**EXERCISE OBJECTIVE:** Start at the line that contains "Transcribe this image's" in the listing below and extract every line through the last, exactly; leave pictures out.

Records from a collection of figures:
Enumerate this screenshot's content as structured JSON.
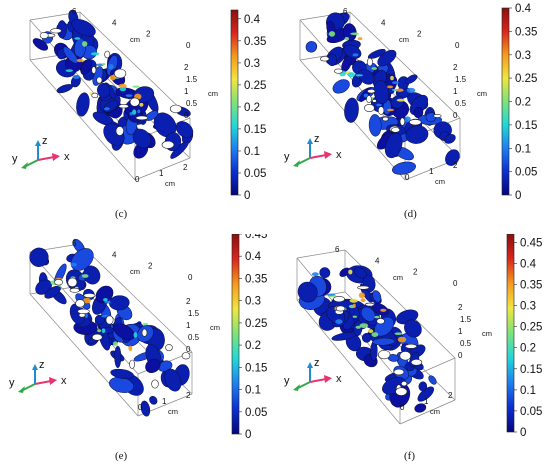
{
  "panels": [
    {
      "caption": "(c)",
      "colorbar": {
        "ticks": [
          "0.4",
          "0.35",
          "0.3",
          "0.25",
          "0.2",
          "0.15",
          "0.1",
          "0.05",
          "0"
        ],
        "values": [
          0.4,
          0.35,
          0.3,
          0.25,
          0.2,
          0.15,
          0.1,
          0.05,
          0
        ],
        "max": 0.42
      },
      "axes": {
        "top_ticks": [
          "6",
          "4",
          "2",
          "0"
        ],
        "top_unit": "cm",
        "side_ticks": [
          "2",
          "1.5",
          "1",
          "0.5",
          "0"
        ],
        "side_unit": "cm",
        "bottom_ticks": [
          "0",
          "1",
          "2"
        ],
        "bottom_unit": "cm"
      }
    },
    {
      "caption": "(d)",
      "colorbar": {
        "ticks": [
          "0.4",
          "0.35",
          "0.3",
          "0.25",
          "0.2",
          "0.15",
          "0.1",
          "0.05",
          "0"
        ],
        "values": [
          0.4,
          0.35,
          0.3,
          0.25,
          0.2,
          0.15,
          0.1,
          0.05,
          0
        ],
        "max": 0.4
      },
      "axes": {
        "top_ticks": [
          "6",
          "4",
          "2",
          "0"
        ],
        "top_unit": "cm",
        "side_ticks": [
          "2",
          "1.5",
          "1",
          "0.5",
          "0"
        ],
        "side_unit": "cm",
        "bottom_ticks": [
          "0",
          "1",
          "2"
        ],
        "bottom_unit": "cm"
      }
    },
    {
      "caption": "(e)",
      "colorbar": {
        "ticks": [
          "0.45",
          "0.4",
          "0.35",
          "0.3",
          "0.25",
          "0.2",
          "0.15",
          "0.1",
          "0.05",
          "0"
        ],
        "values": [
          0.45,
          0.4,
          0.35,
          0.3,
          0.25,
          0.2,
          0.15,
          0.1,
          0.05,
          0
        ],
        "max": 0.45
      },
      "axes": {
        "top_ticks": [
          "6",
          "4",
          "2",
          "0"
        ],
        "top_unit": "cm",
        "side_ticks": [
          "2",
          "1.5",
          "1",
          "0.5",
          "0"
        ],
        "side_unit": "cm",
        "bottom_ticks": [
          "0",
          "1",
          "2"
        ],
        "bottom_unit": "cm"
      }
    },
    {
      "caption": "(f)",
      "colorbar": {
        "ticks": [
          "0.45",
          "0.4",
          "0.35",
          "0.3",
          "0.25",
          "0.2",
          "0.15",
          "0.1",
          "0.05",
          "0"
        ],
        "values": [
          0.45,
          0.4,
          0.35,
          0.3,
          0.25,
          0.2,
          0.15,
          0.1,
          0.05,
          0
        ],
        "max": 0.47
      },
      "axes": {
        "top_ticks": [
          "6",
          "4",
          "2",
          "0"
        ],
        "top_unit": "cm",
        "side_ticks": [
          "2",
          "1.5",
          "1",
          "0.5",
          "0"
        ],
        "side_unit": "cm",
        "bottom_ticks": [
          "0",
          "1",
          "2"
        ],
        "bottom_unit": "cm"
      }
    }
  ],
  "triad": {
    "z": "z",
    "y": "y",
    "x": "x"
  },
  "colors": {
    "x_arrow": "#e8336e",
    "y_arrow": "#2eaa46",
    "z_arrow": "#1e8ccf",
    "colormap": [
      "#05057a",
      "#0b2fd1",
      "#1f7ff0",
      "#20d8d8",
      "#7de37a",
      "#f0e640",
      "#f59a1f",
      "#d9261c",
      "#8a0f0f"
    ]
  }
}
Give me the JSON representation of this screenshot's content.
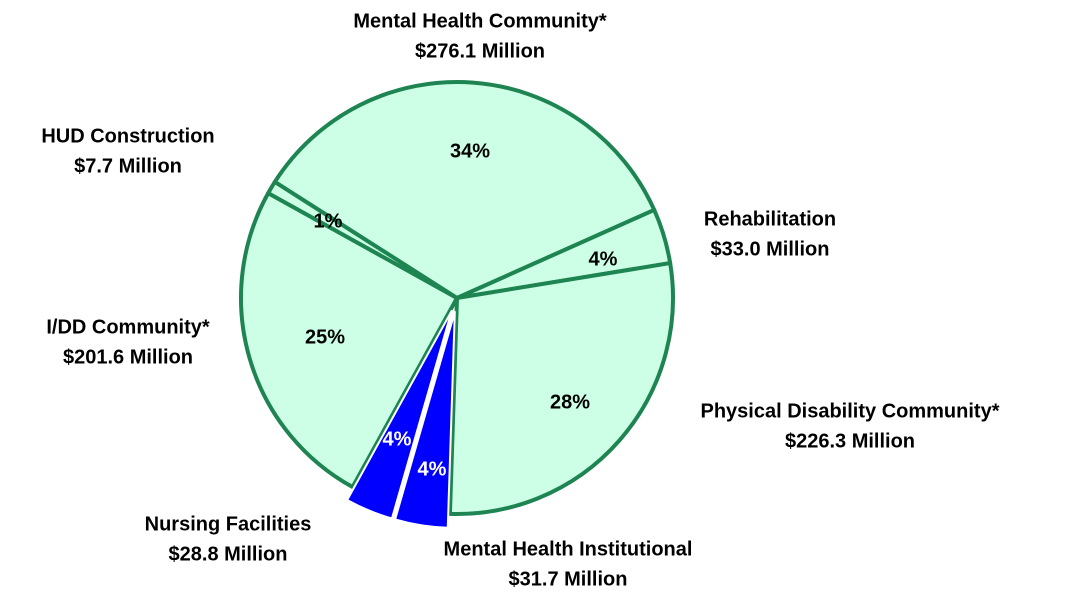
{
  "chart_data": {
    "type": "pie",
    "categories": [
      "Mental Health Community*",
      "Rehabilitation",
      "Physical Disability Community*",
      "Mental Health Institutional",
      "Nursing Facilities",
      "I/DD Community*",
      "HUD Construction"
    ],
    "values": [
      276.1,
      33.0,
      226.3,
      31.7,
      28.8,
      201.6,
      7.7
    ],
    "value_labels": [
      "$276.1 Million",
      "$33.0 Million",
      "$226.3 Million",
      "$31.7 Million",
      "$28.8 Million",
      "$201.6 Million",
      "$7.7 Million"
    ],
    "percents": [
      34,
      4,
      28,
      4,
      4,
      25,
      1
    ],
    "percent_labels": [
      "34%",
      "4%",
      "28%",
      "4%",
      "4%",
      "25%",
      "1%"
    ],
    "colors": [
      "#ccffe5",
      "#ccffe5",
      "#ccffe5",
      "#0000ff",
      "#0000ff",
      "#ccffe5",
      "#ccffe5"
    ],
    "exploded": [
      false,
      false,
      false,
      true,
      true,
      false,
      false
    ]
  }
}
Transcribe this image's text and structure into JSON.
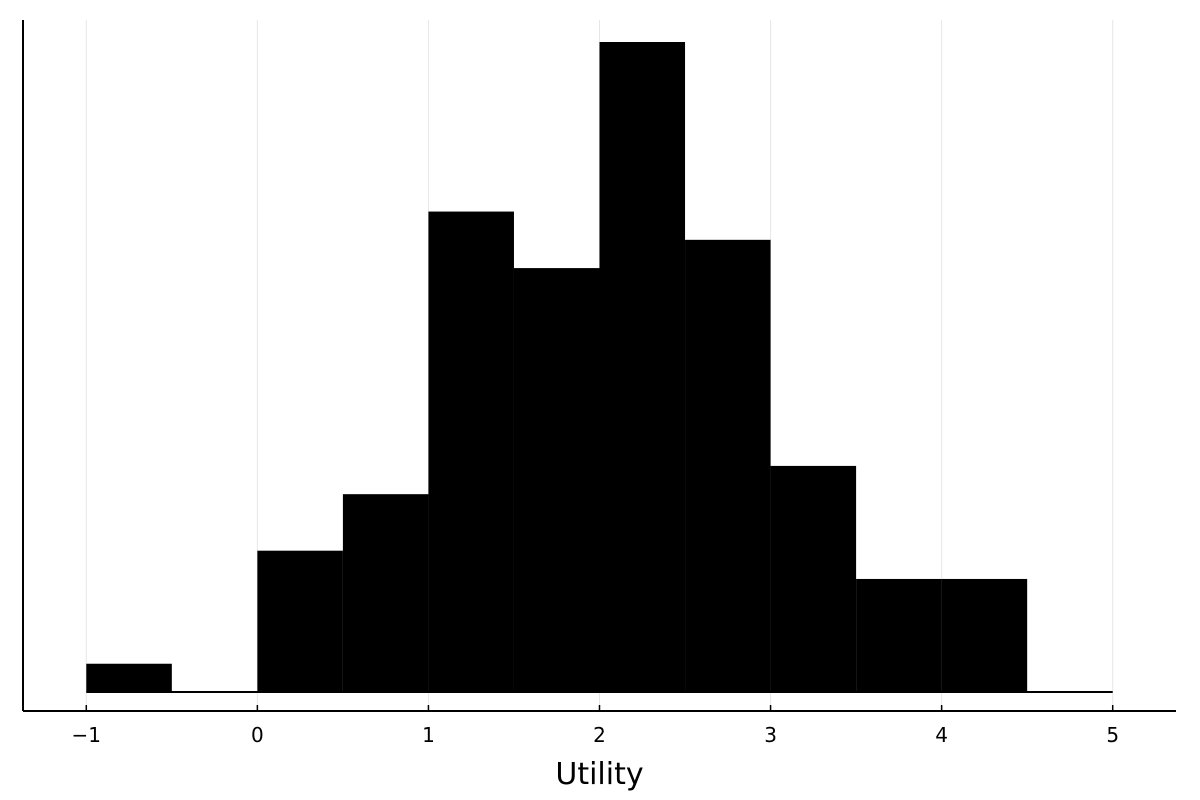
{
  "chart_data": {
    "type": "bar",
    "subtype": "histogram",
    "xlabel": "Utility",
    "ylabel": "",
    "xlim": [
      -1.37,
      5.37
    ],
    "ylim": [
      0,
      23
    ],
    "x_ticks": [
      -1,
      0,
      1,
      2,
      3,
      4,
      5
    ],
    "x_tick_labels": [
      "−1",
      "0",
      "1",
      "2",
      "3",
      "4",
      "5"
    ],
    "bin_edges": [
      -1,
      -0.5,
      0,
      0.5,
      1,
      1.5,
      2,
      2.5,
      3,
      3.5,
      4,
      4.5,
      5
    ],
    "counts": [
      1,
      0,
      5,
      7,
      17,
      15,
      23,
      16,
      8,
      4,
      4,
      0
    ],
    "grid": {
      "x": true,
      "y": false
    },
    "bar_color": "#000000",
    "grid_color": "#e6e6e6",
    "legend": "none"
  }
}
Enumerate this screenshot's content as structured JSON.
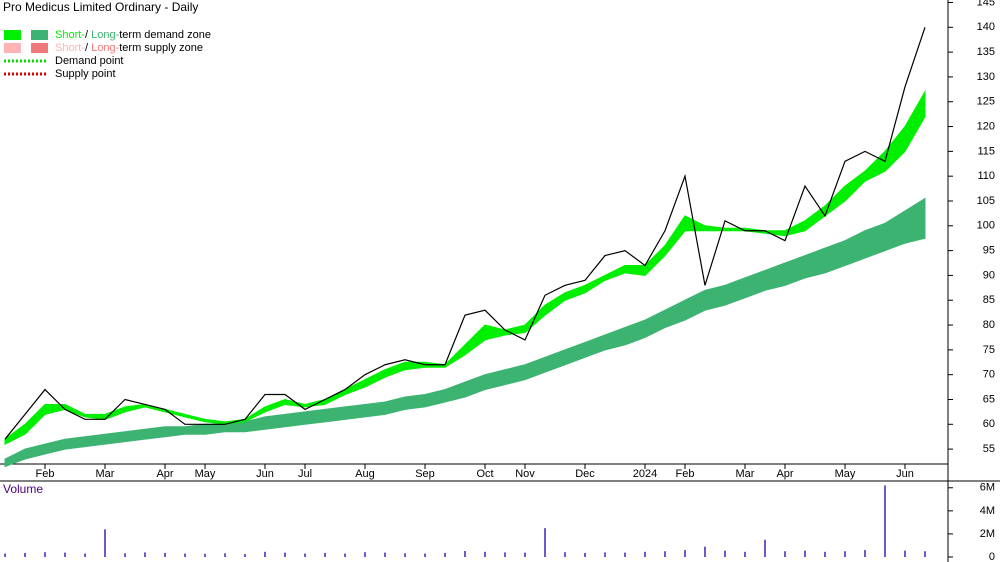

**FINISHED TASK:**
Transcribe this image's text and structure into JSON.
{
  "chart_data": {
    "type": "bar",
    "subtype": "histogram",
    "xlabel": "Utility",
    "ylabel": "",
    "xlim": [
      -1.37,
      5.37
    ],
    "ylim": [
      0,
      23
    ],
    "x_ticks": [
      -1,
      0,
      1,
      2,
      3,
      4,
      5
    ],
    "x_tick_labels": [
      "−1",
      "0",
      "1",
      "2",
      "3",
      "4",
      "5"
    ],
    "bin_edges": [
      -1,
      -0.5,
      0,
      0.5,
      1,
      1.5,
      2,
      2.5,
      3,
      3.5,
      4,
      4.5,
      5
    ],
    "counts": [
      1,
      0,
      5,
      7,
      17,
      15,
      23,
      16,
      8,
      4,
      4,
      0
    ],
    "grid": {
      "x": true,
      "y": false
    },
    "bar_color": "#000000",
    "grid_color": "#e6e6e6",
    "legend": "none"
  }
}
Enumerate this screenshot's content as structured JSON.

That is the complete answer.